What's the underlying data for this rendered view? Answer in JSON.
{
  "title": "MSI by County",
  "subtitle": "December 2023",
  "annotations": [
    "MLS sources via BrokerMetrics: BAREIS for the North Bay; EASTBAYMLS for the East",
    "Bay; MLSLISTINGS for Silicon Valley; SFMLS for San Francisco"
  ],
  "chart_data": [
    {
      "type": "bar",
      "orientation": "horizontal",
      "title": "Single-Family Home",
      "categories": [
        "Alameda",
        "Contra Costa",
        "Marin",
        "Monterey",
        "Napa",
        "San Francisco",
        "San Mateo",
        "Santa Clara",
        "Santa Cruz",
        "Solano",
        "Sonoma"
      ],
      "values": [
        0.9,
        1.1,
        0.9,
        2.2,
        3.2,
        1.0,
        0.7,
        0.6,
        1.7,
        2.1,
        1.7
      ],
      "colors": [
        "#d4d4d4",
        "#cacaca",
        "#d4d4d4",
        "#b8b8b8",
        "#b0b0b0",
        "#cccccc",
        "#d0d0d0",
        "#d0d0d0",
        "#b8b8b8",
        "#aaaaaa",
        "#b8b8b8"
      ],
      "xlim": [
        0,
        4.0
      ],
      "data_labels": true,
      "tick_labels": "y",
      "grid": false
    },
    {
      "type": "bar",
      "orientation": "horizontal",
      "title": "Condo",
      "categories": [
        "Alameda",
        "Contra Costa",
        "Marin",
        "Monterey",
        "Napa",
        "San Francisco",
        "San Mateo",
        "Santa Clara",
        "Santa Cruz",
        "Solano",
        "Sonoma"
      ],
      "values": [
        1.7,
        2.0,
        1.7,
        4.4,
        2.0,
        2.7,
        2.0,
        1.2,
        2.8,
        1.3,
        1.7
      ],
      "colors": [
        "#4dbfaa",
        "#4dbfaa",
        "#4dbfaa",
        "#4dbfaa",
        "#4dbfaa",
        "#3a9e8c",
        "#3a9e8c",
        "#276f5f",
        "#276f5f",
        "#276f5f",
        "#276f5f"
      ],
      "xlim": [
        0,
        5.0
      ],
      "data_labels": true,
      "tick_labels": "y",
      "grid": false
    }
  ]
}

## EXERCISE AIM
Write out every line exactly as it stands.

## ANSWER FOR THE TASK
What's the underlying data for this rendered view? Answer in JSON.
{
  "title": "MSI by County",
  "subtitle": "December 2023",
  "annotations": [
    "MLS sources via BrokerMetrics: BAREIS for the North Bay; EASTBAYMLS for the East",
    "Bay; MLSLISTINGS for Silicon Valley; SFMLS for San Francisco"
  ],
  "chart_data": [
    {
      "type": "bar",
      "orientation": "horizontal",
      "title": "Single-Family Home",
      "categories": [
        "Alameda",
        "Contra Costa",
        "Marin",
        "Monterey",
        "Napa",
        "San Francisco",
        "San Mateo",
        "Santa Clara",
        "Santa Cruz",
        "Solano",
        "Sonoma"
      ],
      "values": [
        0.9,
        1.1,
        0.9,
        2.2,
        3.2,
        1.0,
        0.7,
        0.6,
        1.7,
        2.1,
        1.7
      ],
      "colors": [
        "#d4d4d4",
        "#cacaca",
        "#d4d4d4",
        "#b8b8b8",
        "#b0b0b0",
        "#cccccc",
        "#d0d0d0",
        "#d0d0d0",
        "#b8b8b8",
        "#aaaaaa",
        "#b8b8b8"
      ],
      "xlim": [
        0,
        4.0
      ],
      "data_labels": true,
      "tick_labels": "y",
      "grid": false
    },
    {
      "type": "bar",
      "orientation": "horizontal",
      "title": "Condo",
      "categories": [
        "Alameda",
        "Contra Costa",
        "Marin",
        "Monterey",
        "Napa",
        "San Francisco",
        "San Mateo",
        "Santa Clara",
        "Santa Cruz",
        "Solano",
        "Sonoma"
      ],
      "values": [
        1.7,
        2.0,
        1.7,
        4.4,
        2.0,
        2.7,
        2.0,
        1.2,
        2.8,
        1.3,
        1.7
      ],
      "colors": [
        "#4dbfaa",
        "#4dbfaa",
        "#4dbfaa",
        "#4dbfaa",
        "#4dbfaa",
        "#3a9e8c",
        "#3a9e8c",
        "#276f5f",
        "#276f5f",
        "#276f5f",
        "#276f5f"
      ],
      "xlim": [
        0,
        5.0
      ],
      "data_labels": true,
      "tick_labels": "y",
      "grid": false
    }
  ]
}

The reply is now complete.